Aim of the task:
Return each line containing "JSON".

□ □ □ □ □ □ □

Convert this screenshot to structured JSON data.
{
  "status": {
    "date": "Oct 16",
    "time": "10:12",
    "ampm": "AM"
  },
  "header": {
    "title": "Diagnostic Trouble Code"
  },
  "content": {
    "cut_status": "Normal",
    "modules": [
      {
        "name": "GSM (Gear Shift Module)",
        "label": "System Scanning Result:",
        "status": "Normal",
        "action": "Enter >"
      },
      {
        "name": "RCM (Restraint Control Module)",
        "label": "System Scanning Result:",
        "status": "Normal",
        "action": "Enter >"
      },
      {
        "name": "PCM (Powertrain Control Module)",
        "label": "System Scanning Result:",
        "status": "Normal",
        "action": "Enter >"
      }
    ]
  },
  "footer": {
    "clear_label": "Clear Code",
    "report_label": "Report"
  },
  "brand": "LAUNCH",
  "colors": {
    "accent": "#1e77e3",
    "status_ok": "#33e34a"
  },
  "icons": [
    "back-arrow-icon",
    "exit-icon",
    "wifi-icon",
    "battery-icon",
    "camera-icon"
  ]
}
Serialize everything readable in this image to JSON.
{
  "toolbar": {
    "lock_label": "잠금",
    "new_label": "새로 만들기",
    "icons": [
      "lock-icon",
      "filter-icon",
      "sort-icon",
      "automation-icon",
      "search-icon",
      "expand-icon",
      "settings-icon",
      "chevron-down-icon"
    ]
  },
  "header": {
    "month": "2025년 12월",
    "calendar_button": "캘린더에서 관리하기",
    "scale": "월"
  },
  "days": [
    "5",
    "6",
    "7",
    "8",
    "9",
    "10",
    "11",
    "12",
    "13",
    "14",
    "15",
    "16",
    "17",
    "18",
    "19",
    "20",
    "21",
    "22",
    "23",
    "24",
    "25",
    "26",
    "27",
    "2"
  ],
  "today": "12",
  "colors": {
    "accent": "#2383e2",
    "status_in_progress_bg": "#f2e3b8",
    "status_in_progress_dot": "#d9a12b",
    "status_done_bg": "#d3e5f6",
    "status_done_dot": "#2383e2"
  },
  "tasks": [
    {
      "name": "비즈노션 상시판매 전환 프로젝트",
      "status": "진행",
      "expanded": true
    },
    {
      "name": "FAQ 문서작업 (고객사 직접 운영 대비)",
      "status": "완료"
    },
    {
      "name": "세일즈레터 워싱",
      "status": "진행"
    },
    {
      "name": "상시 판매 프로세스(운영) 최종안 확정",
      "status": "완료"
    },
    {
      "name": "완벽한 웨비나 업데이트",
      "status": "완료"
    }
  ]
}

□ □ □ □ □ □ □

Task response:
Convert this screenshot to structured JSON data.
Serialize everything readable in this image to JSON.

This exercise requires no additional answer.